Items from a figure collection:
-*-

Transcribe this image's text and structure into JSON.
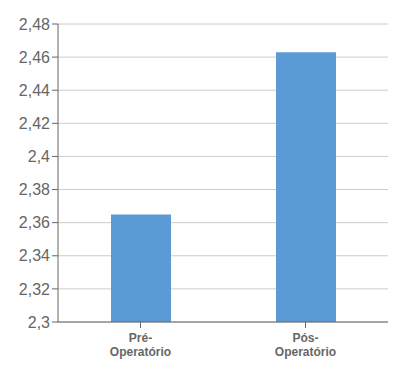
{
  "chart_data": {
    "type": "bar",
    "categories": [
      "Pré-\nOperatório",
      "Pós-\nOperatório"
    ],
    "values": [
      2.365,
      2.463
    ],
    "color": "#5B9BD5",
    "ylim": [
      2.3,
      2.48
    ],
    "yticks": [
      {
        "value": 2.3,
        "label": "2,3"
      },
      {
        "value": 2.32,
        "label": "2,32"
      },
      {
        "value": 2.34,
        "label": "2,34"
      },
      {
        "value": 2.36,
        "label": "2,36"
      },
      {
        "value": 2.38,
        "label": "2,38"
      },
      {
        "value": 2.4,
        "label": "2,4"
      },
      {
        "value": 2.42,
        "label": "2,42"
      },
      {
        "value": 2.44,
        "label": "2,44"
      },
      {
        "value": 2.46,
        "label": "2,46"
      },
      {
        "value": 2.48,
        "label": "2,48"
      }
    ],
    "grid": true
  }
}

-*-

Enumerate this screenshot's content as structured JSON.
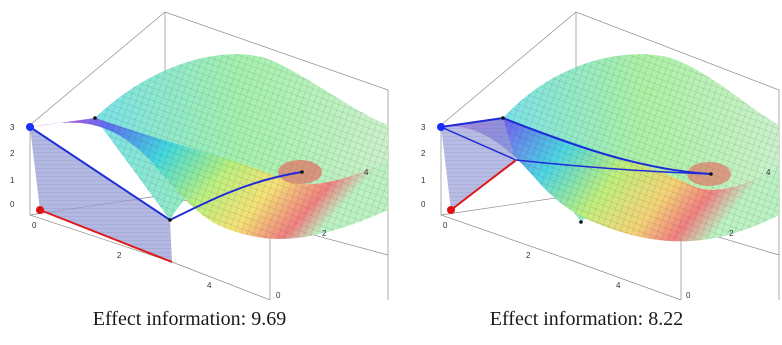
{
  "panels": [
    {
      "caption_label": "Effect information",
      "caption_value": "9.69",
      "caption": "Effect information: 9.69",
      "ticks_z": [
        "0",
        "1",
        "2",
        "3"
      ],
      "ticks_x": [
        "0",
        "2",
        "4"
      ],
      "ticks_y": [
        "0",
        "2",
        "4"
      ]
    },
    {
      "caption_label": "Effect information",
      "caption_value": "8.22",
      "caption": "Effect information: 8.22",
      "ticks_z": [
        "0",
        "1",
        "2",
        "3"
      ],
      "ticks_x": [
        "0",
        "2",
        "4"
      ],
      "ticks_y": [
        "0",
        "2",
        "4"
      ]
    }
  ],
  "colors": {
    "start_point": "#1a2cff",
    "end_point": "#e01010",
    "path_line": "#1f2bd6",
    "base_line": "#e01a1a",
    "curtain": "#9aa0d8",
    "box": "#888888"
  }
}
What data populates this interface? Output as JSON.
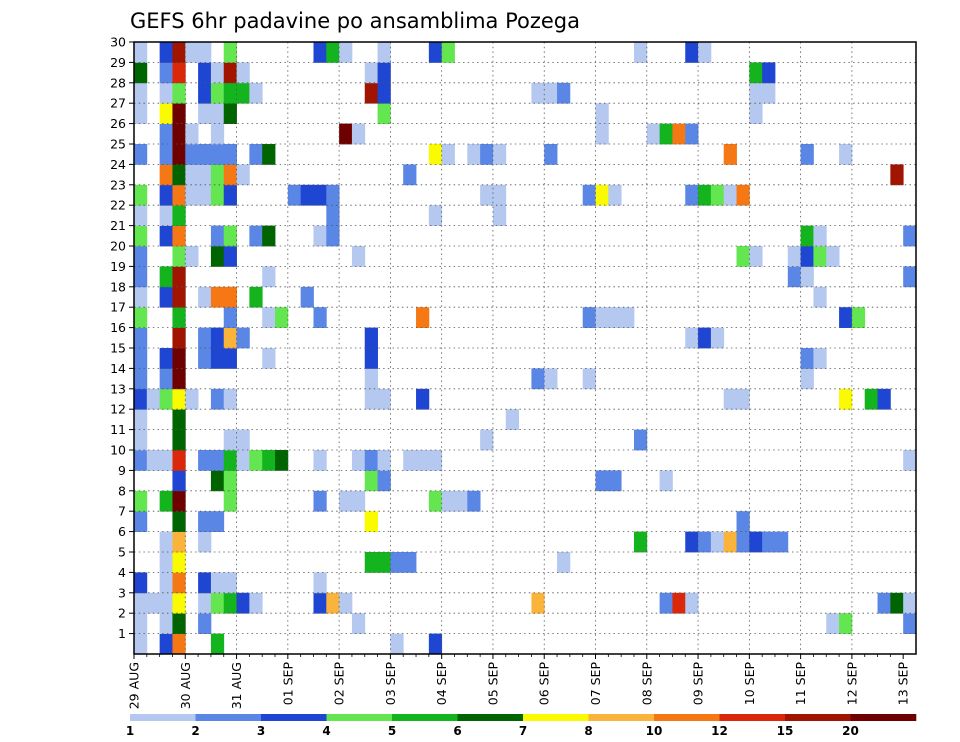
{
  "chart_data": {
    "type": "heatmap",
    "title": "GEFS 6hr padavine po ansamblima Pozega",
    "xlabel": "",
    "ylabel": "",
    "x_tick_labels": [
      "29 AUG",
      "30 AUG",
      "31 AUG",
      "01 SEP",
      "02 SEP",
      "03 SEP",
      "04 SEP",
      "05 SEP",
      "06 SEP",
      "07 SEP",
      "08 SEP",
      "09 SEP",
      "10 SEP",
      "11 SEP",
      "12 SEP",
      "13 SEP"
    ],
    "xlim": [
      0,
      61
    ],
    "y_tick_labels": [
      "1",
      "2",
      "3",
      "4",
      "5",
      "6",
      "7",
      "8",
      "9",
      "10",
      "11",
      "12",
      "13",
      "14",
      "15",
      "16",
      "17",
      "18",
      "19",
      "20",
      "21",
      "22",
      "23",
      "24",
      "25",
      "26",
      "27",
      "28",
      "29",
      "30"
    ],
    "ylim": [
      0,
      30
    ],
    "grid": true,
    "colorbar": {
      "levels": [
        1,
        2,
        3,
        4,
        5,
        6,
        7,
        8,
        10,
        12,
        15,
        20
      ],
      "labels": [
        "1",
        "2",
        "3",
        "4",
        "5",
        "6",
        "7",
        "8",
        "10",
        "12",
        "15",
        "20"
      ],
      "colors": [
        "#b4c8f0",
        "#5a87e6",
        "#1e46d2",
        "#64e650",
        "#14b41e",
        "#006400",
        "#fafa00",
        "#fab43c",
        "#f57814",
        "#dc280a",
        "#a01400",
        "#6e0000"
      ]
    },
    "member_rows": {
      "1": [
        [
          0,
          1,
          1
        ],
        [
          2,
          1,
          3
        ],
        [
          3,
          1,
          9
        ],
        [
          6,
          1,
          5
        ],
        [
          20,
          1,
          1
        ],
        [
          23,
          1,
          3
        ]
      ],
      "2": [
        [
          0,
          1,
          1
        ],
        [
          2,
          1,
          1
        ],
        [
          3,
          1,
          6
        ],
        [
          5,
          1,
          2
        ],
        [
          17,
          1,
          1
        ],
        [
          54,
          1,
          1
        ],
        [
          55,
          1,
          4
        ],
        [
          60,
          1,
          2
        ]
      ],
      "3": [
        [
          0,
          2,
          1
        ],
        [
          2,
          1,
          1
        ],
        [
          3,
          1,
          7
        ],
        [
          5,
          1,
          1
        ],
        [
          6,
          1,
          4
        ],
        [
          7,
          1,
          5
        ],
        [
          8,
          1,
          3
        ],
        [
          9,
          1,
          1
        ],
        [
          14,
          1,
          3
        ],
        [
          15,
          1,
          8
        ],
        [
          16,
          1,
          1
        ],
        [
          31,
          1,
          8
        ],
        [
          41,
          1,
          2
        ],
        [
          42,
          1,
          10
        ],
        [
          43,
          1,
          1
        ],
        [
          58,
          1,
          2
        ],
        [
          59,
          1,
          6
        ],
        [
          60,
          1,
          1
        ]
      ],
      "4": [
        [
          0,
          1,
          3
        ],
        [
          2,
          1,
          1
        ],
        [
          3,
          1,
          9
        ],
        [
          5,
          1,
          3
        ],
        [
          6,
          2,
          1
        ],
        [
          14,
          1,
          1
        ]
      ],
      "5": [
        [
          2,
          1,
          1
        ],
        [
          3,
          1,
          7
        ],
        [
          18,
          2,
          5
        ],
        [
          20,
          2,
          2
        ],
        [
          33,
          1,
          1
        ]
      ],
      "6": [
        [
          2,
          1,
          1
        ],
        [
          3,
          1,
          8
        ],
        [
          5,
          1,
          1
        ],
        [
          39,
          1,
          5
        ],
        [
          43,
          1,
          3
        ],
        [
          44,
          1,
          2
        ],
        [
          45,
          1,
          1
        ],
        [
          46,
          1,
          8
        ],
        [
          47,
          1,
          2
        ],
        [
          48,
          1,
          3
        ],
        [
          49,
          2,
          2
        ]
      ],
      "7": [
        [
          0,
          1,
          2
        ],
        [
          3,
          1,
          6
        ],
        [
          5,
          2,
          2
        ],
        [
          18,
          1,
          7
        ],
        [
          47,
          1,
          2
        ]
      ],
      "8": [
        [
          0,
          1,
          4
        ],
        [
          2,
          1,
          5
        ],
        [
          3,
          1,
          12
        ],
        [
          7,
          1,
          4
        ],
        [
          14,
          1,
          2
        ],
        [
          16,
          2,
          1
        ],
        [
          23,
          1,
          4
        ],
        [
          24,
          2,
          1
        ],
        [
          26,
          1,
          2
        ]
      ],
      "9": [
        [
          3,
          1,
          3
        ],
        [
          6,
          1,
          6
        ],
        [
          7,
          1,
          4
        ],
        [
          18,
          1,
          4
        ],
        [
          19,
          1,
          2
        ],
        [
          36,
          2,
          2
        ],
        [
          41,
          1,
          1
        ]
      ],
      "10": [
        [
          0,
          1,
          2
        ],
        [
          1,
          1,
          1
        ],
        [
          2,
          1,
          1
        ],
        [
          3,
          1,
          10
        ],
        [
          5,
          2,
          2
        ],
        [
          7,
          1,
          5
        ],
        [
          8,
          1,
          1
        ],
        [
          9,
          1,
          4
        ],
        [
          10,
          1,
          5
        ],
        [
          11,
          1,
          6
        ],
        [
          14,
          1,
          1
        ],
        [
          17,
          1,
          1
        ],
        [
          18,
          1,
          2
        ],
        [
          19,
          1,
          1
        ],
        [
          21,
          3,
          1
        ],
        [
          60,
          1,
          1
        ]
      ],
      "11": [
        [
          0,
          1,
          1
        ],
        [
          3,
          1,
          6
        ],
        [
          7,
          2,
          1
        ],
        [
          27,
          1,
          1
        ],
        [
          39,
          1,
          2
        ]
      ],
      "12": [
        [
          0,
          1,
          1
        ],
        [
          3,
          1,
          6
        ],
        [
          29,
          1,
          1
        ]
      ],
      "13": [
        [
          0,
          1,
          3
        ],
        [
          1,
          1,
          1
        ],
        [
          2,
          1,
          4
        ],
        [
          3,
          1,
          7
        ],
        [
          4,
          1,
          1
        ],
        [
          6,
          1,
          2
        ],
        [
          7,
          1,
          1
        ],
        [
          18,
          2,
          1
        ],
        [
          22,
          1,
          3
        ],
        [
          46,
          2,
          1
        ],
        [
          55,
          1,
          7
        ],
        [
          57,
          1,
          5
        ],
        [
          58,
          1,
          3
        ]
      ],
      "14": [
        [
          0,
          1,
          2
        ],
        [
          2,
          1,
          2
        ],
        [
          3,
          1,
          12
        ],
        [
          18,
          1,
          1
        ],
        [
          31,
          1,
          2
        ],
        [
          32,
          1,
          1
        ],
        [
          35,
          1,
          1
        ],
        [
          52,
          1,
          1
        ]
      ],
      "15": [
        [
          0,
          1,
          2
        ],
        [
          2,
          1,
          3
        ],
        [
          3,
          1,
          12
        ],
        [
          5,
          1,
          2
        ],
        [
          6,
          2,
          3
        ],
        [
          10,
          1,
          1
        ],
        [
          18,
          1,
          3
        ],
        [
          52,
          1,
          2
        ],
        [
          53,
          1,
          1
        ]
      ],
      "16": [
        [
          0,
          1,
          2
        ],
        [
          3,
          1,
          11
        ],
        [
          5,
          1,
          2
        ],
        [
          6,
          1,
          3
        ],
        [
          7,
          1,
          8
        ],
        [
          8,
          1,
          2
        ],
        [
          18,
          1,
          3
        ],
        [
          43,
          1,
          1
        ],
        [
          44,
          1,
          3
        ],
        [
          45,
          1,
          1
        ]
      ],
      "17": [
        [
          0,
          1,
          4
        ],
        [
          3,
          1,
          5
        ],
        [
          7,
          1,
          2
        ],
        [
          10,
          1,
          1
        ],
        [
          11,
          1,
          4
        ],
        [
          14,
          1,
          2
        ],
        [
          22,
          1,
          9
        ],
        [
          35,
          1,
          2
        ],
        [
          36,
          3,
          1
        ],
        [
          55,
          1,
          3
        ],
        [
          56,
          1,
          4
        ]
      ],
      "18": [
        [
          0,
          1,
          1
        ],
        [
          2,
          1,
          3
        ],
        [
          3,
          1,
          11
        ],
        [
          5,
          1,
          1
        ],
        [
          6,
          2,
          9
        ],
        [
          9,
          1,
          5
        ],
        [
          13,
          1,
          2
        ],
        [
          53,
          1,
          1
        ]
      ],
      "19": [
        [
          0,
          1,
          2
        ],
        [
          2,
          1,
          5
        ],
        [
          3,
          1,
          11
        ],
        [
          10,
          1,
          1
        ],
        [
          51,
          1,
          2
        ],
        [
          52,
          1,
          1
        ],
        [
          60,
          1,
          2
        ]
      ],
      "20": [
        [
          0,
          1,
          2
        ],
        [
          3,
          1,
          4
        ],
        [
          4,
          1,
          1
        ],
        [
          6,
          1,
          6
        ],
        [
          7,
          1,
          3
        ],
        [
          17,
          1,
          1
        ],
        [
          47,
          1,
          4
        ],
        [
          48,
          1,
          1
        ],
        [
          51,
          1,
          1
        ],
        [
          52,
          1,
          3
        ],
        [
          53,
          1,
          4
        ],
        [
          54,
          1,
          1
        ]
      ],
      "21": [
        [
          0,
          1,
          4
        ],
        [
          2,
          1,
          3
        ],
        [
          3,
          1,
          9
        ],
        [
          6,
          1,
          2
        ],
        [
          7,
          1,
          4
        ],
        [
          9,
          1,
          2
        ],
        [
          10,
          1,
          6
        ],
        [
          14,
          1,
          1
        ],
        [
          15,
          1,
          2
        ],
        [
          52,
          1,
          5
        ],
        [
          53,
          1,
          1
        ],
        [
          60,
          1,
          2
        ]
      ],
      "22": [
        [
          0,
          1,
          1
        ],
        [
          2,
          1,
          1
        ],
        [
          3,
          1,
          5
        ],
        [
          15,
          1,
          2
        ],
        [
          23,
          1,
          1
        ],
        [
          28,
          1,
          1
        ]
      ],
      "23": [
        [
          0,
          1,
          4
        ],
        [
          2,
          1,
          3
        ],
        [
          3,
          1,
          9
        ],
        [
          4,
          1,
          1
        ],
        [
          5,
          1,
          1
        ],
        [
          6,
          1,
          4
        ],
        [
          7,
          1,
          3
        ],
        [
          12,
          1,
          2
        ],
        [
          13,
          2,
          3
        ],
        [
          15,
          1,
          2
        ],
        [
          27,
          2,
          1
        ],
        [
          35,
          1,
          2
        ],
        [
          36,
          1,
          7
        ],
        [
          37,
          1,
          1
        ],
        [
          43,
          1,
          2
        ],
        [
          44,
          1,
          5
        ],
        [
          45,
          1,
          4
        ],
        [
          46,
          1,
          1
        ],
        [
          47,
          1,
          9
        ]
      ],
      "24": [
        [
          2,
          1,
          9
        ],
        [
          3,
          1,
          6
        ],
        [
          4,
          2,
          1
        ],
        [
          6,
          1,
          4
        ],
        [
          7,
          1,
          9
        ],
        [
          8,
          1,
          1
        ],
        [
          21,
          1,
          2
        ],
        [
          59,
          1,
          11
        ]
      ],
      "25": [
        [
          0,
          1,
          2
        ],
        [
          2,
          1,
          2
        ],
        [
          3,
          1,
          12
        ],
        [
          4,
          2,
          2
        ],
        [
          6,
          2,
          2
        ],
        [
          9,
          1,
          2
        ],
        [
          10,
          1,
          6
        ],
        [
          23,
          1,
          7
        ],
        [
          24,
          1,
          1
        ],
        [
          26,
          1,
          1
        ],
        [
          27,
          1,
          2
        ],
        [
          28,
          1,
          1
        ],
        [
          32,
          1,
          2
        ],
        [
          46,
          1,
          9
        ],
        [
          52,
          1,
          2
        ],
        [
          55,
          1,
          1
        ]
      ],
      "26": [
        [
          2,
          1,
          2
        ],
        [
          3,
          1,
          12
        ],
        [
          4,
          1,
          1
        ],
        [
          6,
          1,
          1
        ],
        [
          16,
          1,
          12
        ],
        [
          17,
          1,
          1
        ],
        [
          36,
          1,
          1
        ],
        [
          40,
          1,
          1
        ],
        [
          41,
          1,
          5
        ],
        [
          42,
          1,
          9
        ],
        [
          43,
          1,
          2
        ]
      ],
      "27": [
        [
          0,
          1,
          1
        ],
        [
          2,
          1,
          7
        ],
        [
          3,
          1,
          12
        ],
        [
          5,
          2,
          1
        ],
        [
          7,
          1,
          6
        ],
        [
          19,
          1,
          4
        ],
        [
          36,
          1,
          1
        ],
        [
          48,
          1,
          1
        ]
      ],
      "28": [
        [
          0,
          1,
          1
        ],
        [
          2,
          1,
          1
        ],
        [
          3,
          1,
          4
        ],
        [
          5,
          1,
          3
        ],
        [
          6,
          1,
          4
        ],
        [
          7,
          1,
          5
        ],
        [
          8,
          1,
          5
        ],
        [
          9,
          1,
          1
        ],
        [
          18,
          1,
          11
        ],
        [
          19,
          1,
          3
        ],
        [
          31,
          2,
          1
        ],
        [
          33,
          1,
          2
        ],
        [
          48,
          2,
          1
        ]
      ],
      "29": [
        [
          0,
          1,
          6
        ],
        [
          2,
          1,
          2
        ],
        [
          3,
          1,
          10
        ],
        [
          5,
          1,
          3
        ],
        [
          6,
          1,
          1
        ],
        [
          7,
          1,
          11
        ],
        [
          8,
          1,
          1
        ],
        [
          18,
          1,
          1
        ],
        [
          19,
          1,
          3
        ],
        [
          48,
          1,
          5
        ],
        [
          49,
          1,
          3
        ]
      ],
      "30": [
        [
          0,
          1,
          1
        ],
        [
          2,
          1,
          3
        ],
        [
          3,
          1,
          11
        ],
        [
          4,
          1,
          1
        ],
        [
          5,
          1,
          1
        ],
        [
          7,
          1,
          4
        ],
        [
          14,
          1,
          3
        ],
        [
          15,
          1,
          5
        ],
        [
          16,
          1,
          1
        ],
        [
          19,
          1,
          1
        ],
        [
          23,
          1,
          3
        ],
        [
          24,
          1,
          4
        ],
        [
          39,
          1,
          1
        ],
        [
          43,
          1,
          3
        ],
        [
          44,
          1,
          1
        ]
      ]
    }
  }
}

-*-

*Work to complete*
Look through the material above. Copy each line where the word "this" appears.

*Response*
Transcribe this image's text and structure into JSON.
Enumerate this screenshot's content as structured JSON.
What data populates this interface? Output as JSON.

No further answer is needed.